## Task statement
Every line of the material below must be repeated exactly.

(Data items)

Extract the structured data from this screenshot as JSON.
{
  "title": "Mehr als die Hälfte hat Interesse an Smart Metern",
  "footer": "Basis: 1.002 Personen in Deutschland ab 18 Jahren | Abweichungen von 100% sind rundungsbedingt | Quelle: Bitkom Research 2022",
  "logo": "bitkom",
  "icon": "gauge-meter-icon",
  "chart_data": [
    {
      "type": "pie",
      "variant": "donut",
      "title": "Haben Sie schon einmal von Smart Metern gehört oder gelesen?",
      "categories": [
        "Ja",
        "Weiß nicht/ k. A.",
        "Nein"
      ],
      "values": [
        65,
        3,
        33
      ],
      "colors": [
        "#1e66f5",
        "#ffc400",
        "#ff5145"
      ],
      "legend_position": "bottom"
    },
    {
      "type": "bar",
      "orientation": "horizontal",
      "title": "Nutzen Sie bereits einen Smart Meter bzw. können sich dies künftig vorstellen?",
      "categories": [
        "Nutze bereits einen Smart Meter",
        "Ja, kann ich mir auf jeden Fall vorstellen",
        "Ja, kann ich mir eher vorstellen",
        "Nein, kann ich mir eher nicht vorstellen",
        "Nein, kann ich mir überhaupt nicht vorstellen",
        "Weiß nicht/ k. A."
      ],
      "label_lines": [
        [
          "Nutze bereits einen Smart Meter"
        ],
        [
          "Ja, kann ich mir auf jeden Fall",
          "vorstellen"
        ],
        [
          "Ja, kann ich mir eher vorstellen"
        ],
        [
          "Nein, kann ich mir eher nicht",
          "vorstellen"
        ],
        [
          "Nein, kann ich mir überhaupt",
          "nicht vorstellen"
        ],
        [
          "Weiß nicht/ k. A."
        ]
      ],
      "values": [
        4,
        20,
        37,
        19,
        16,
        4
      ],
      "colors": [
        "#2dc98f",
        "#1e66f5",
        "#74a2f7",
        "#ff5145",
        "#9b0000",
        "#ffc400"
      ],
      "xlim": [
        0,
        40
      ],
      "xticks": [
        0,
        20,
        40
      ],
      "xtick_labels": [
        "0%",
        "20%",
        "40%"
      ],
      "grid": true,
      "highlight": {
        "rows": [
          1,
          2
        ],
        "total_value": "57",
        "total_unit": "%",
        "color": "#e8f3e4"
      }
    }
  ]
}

## Task output
Extract the structured data from this screenshot as JSON.
{
  "title": "Mehr als die Hälfte hat Interesse an Smart Metern",
  "footer": "Basis: 1.002 Personen in Deutschland ab 18 Jahren | Abweichungen von 100% sind rundungsbedingt | Quelle: Bitkom Research 2022",
  "logo": "bitkom",
  "icon": "gauge-meter-icon",
  "chart_data": [
    {
      "type": "pie",
      "variant": "donut",
      "title": "Haben Sie schon einmal von Smart Metern gehört oder gelesen?",
      "categories": [
        "Ja",
        "Weiß nicht/ k. A.",
        "Nein"
      ],
      "values": [
        65,
        3,
        33
      ],
      "colors": [
        "#1e66f5",
        "#ffc400",
        "#ff5145"
      ],
      "legend_position": "bottom"
    },
    {
      "type": "bar",
      "orientation": "horizontal",
      "title": "Nutzen Sie bereits einen Smart Meter bzw. können sich dies künftig vorstellen?",
      "categories": [
        "Nutze bereits einen Smart Meter",
        "Ja, kann ich mir auf jeden Fall vorstellen",
        "Ja, kann ich mir eher vorstellen",
        "Nein, kann ich mir eher nicht vorstellen",
        "Nein, kann ich mir überhaupt nicht vorstellen",
        "Weiß nicht/ k. A."
      ],
      "label_lines": [
        [
          "Nutze bereits einen Smart Meter"
        ],
        [
          "Ja, kann ich mir auf jeden Fall",
          "vorstellen"
        ],
        [
          "Ja, kann ich mir eher vorstellen"
        ],
        [
          "Nein, kann ich mir eher nicht",
          "vorstellen"
        ],
        [
          "Nein, kann ich mir überhaupt",
          "nicht vorstellen"
        ],
        [
          "Weiß nicht/ k. A."
        ]
      ],
      "values": [
        4,
        20,
        37,
        19,
        16,
        4
      ],
      "colors": [
        "#2dc98f",
        "#1e66f5",
        "#74a2f7",
        "#ff5145",
        "#9b0000",
        "#ffc400"
      ],
      "xlim": [
        0,
        40
      ],
      "xticks": [
        0,
        20,
        40
      ],
      "xtick_labels": [
        "0%",
        "20%",
        "40%"
      ],
      "grid": true,
      "highlight": {
        "rows": [
          1,
          2
        ],
        "total_value": "57",
        "total_unit": "%",
        "color": "#e8f3e4"
      }
    }
  ]
}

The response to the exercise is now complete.